→ **Problem details**:
Among the entries below, find each line holding "error" and return it.

Exercise input below:

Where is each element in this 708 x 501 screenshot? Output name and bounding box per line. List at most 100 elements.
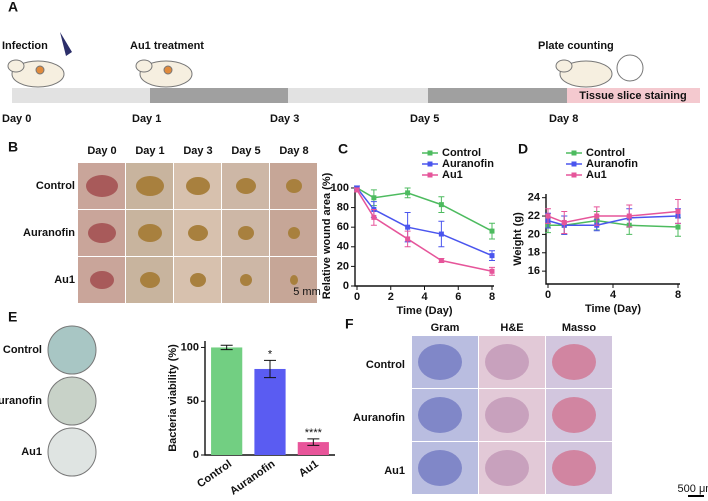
y-tick-label: 20 bbox=[528, 228, 540, 240]
row-label: Control bbox=[366, 359, 405, 371]
marker bbox=[489, 228, 495, 234]
marker bbox=[545, 213, 551, 219]
timeline-segment bbox=[150, 88, 288, 103]
significance: **** bbox=[305, 427, 323, 439]
day-label: Day 1 bbox=[132, 113, 161, 125]
legend-label: Auranofin bbox=[586, 158, 638, 170]
axis bbox=[354, 186, 494, 287]
y-tick-label: 20 bbox=[337, 260, 349, 272]
x-tick-label: 0 bbox=[545, 289, 551, 301]
scale-label: 5 mm bbox=[293, 286, 321, 298]
legend-marker bbox=[427, 161, 433, 167]
timeline-segment bbox=[12, 88, 150, 103]
scale-label: 500 μm bbox=[678, 483, 708, 495]
y-tick-label: 40 bbox=[337, 241, 349, 253]
tissue bbox=[485, 397, 529, 433]
day-label: Day 0 bbox=[2, 113, 31, 125]
column-label: Masso bbox=[562, 322, 597, 334]
wound bbox=[238, 226, 254, 240]
marker bbox=[438, 258, 444, 264]
marker bbox=[489, 268, 495, 274]
tissue bbox=[552, 450, 596, 486]
panel-label: C bbox=[338, 141, 348, 157]
marker bbox=[675, 208, 681, 214]
y-tick-label: 0 bbox=[193, 449, 199, 461]
column-label: H&E bbox=[500, 322, 523, 334]
y-tick-label: 100 bbox=[181, 341, 199, 353]
wound bbox=[286, 179, 302, 193]
y-tick-label: 100 bbox=[331, 182, 349, 194]
error-bar bbox=[264, 359, 276, 379]
legend-label: Control bbox=[586, 147, 625, 159]
marker bbox=[438, 202, 444, 208]
row-label: Auranofin bbox=[23, 227, 75, 239]
wound bbox=[188, 225, 208, 241]
tissue bbox=[418, 397, 462, 433]
marker bbox=[371, 214, 377, 220]
column-label: Day 8 bbox=[279, 145, 308, 157]
x-tick-label: Auranofin bbox=[228, 458, 278, 498]
legend-label: Auranofin bbox=[442, 158, 494, 170]
marker bbox=[675, 224, 681, 230]
y-axis-label: Bacteria viability (%) bbox=[167, 344, 179, 452]
series-line bbox=[547, 215, 679, 226]
timeline-segment bbox=[567, 88, 700, 103]
panel-label: A bbox=[8, 0, 18, 15]
column-label: Day 0 bbox=[87, 145, 116, 157]
wound bbox=[138, 224, 162, 242]
event-label: Au1 treatment bbox=[130, 40, 204, 52]
tissue bbox=[485, 344, 529, 380]
series-line bbox=[356, 187, 493, 232]
marker bbox=[354, 187, 360, 193]
marker bbox=[405, 190, 411, 196]
plate bbox=[47, 325, 97, 375]
marker bbox=[626, 213, 632, 219]
plate bbox=[47, 376, 97, 426]
y-tick-label: 24 bbox=[528, 192, 541, 204]
x-tick-label: 4 bbox=[610, 289, 617, 301]
panel-label: D bbox=[518, 141, 528, 157]
syringe-icon bbox=[60, 32, 72, 56]
x-tick-label: 8 bbox=[675, 289, 681, 301]
wound bbox=[290, 275, 298, 285]
bar bbox=[297, 442, 329, 455]
legend-marker bbox=[571, 172, 577, 178]
wound bbox=[88, 223, 116, 243]
wound bbox=[288, 227, 300, 239]
row-label: Auranofin bbox=[0, 395, 42, 407]
x-tick-label: 8 bbox=[489, 291, 495, 303]
event-label: Infection bbox=[2, 40, 48, 52]
panel-label: B bbox=[8, 139, 18, 155]
y-tick-label: 22 bbox=[528, 210, 540, 222]
error-bar bbox=[220, 344, 233, 351]
significance: * bbox=[268, 348, 273, 360]
x-tick-label: Control bbox=[195, 458, 234, 490]
tissue bbox=[418, 450, 462, 486]
bar bbox=[211, 347, 243, 455]
column-label: Day 5 bbox=[231, 145, 260, 157]
wound bbox=[140, 272, 160, 288]
wound bbox=[240, 274, 252, 286]
wound bbox=[86, 175, 118, 197]
y-axis-label: Weight (g) bbox=[512, 212, 524, 266]
y-tick-label: 50 bbox=[187, 395, 199, 407]
y-tick-label: 16 bbox=[528, 265, 540, 277]
x-tick-label: Au1 bbox=[297, 458, 321, 480]
wound bbox=[186, 177, 210, 195]
bar bbox=[254, 368, 286, 455]
tissue bbox=[485, 450, 529, 486]
timeline-segment bbox=[428, 88, 567, 103]
row-label: Au1 bbox=[21, 446, 42, 458]
legend-label: Au1 bbox=[442, 169, 463, 181]
error-bar bbox=[307, 438, 320, 446]
final-step: Tissue slice staining bbox=[579, 90, 686, 102]
y-tick-label: 60 bbox=[337, 221, 349, 233]
column-label: Day 3 bbox=[183, 145, 212, 157]
column-label: Gram bbox=[431, 322, 460, 334]
mouse-icon bbox=[7, 54, 644, 88]
y-axis-label: Relative wound area (%) bbox=[321, 172, 333, 299]
y-tick-label: 80 bbox=[337, 201, 349, 213]
marker bbox=[405, 236, 411, 242]
marker bbox=[438, 231, 444, 237]
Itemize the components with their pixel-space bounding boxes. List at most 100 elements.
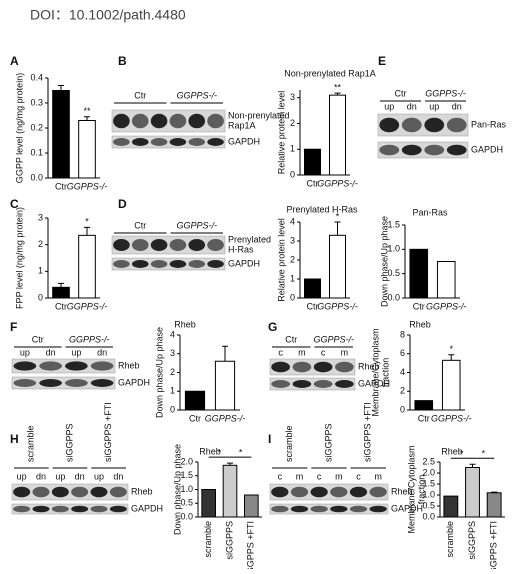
error-bar — [84, 116, 90, 121]
panel-label: A — [10, 54, 19, 68]
group-label: scramble — [26, 425, 36, 462]
x-tick-label: Ctr — [307, 178, 319, 188]
band — [188, 113, 206, 129]
y-tick-label: 0 — [38, 292, 43, 302]
band — [424, 144, 445, 156]
error-bar — [227, 462, 233, 466]
band — [39, 379, 62, 387]
row-label: GAPDH — [391, 503, 423, 513]
y-tick-label: 0.3 — [30, 97, 43, 107]
error-bar — [334, 221, 341, 236]
lane-label: dn — [75, 471, 85, 481]
significance-mark: ** — [334, 82, 342, 92]
row-label: GAPDH — [131, 503, 163, 513]
band — [424, 117, 445, 133]
significance-mark: * — [482, 449, 486, 459]
band — [131, 138, 149, 146]
y-axis-label: FPP level (ng/mg protein) — [14, 207, 24, 309]
band — [113, 239, 130, 251]
y-tick-label: 2 — [290, 118, 295, 128]
bar — [329, 94, 346, 176]
band — [292, 361, 312, 373]
band — [292, 380, 312, 388]
y-axis-label: Relative protein level — [276, 218, 286, 302]
band — [379, 144, 400, 156]
y-tick-label: 1 — [290, 273, 295, 283]
x-tick-label: siGGPPS — [467, 521, 477, 560]
bar — [78, 234, 96, 299]
x-tick-label: Ctr — [55, 301, 67, 311]
x-tick-label: scramble — [445, 521, 455, 558]
row-label: GAPDH — [228, 258, 260, 268]
y-tick-label: 3 — [38, 212, 43, 222]
blot-strip — [269, 503, 389, 515]
x-tick-label: GGPPS-/- — [67, 301, 108, 311]
significance-mark: * — [449, 344, 453, 354]
row-label: Rheb — [358, 361, 380, 371]
chart-title: Rheb — [409, 319, 431, 329]
lane-label: up — [94, 471, 104, 481]
y-tick-label: 2 — [400, 386, 405, 396]
blot-strip — [377, 141, 469, 159]
y-axis-label: Membrane/Cytoplasm — [370, 328, 380, 416]
row-label: Rheb — [391, 486, 413, 496]
band — [90, 379, 114, 387]
bar — [304, 278, 321, 299]
y-axis-label: Down phase/Up phase — [154, 327, 164, 418]
lane-label: dn — [97, 347, 107, 357]
bar — [222, 464, 238, 518]
chart-title: Rheb — [199, 446, 221, 456]
y-axis-label: GGPP level (ng/mg protein) — [14, 73, 24, 183]
y-tick-label: 0 — [400, 404, 405, 414]
y-tick-label: 3 — [290, 235, 295, 245]
bar — [414, 400, 434, 411]
row-label: Rheb — [118, 360, 140, 370]
band — [335, 361, 354, 373]
bar — [78, 120, 96, 179]
lane-label: c — [278, 347, 283, 357]
error-bar — [58, 85, 64, 91]
band — [131, 113, 149, 129]
y-axis-label: Relative protein level — [276, 91, 286, 175]
y-tick-label: 0.0 — [180, 511, 193, 521]
y-axis-label: fraction — [380, 358, 390, 388]
bar — [184, 390, 206, 411]
band — [65, 361, 88, 371]
band — [207, 113, 224, 129]
bar — [465, 467, 480, 518]
x-tick-label: Ctr — [418, 413, 430, 423]
lane-label: c — [356, 471, 361, 481]
y-axis-label: fraction — [416, 475, 426, 505]
y-tick-label: 2.0 — [422, 467, 435, 477]
band — [150, 113, 168, 129]
band — [169, 260, 187, 268]
group-label: siGGPPS — [64, 423, 74, 462]
bar — [201, 489, 216, 518]
bar — [486, 492, 502, 518]
band — [271, 361, 290, 373]
band — [349, 505, 368, 513]
y-tick-label: 2 — [170, 367, 175, 377]
x-tick-label: scramble — [203, 521, 213, 558]
band — [379, 117, 400, 133]
y-tick-label: 0.0 — [30, 172, 43, 182]
y-tick-label: 3 — [290, 92, 295, 102]
row-label: Rap1A — [228, 120, 256, 130]
panel-label: C — [10, 197, 19, 211]
band — [150, 239, 168, 251]
band — [188, 239, 206, 251]
band — [109, 505, 127, 513]
group-label: GGPPS-/- — [313, 334, 354, 344]
bar — [52, 286, 70, 299]
y-tick-label: 4 — [290, 216, 295, 226]
significance-mark: * — [336, 211, 340, 221]
group-label: scramble — [284, 425, 294, 462]
band — [113, 260, 130, 268]
lane-label: dn — [113, 471, 123, 481]
band — [113, 113, 130, 129]
lane-label: m — [374, 471, 382, 481]
group-label: Ctr — [134, 90, 146, 100]
chart-title: Pan-Ras — [412, 207, 448, 217]
y-tick-label: 1.5 — [422, 478, 435, 488]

End of Exercise input.

→ **Written answer**:
error-bar bbox=[264, 359, 276, 379]
error-bar bbox=[220, 344, 233, 351]
error-bar bbox=[307, 438, 320, 446]
error-bar — [84, 116, 90, 121]
error-bar — [227, 462, 233, 466]
error-bar — [334, 221, 341, 236]
error-bar — [58, 85, 64, 91]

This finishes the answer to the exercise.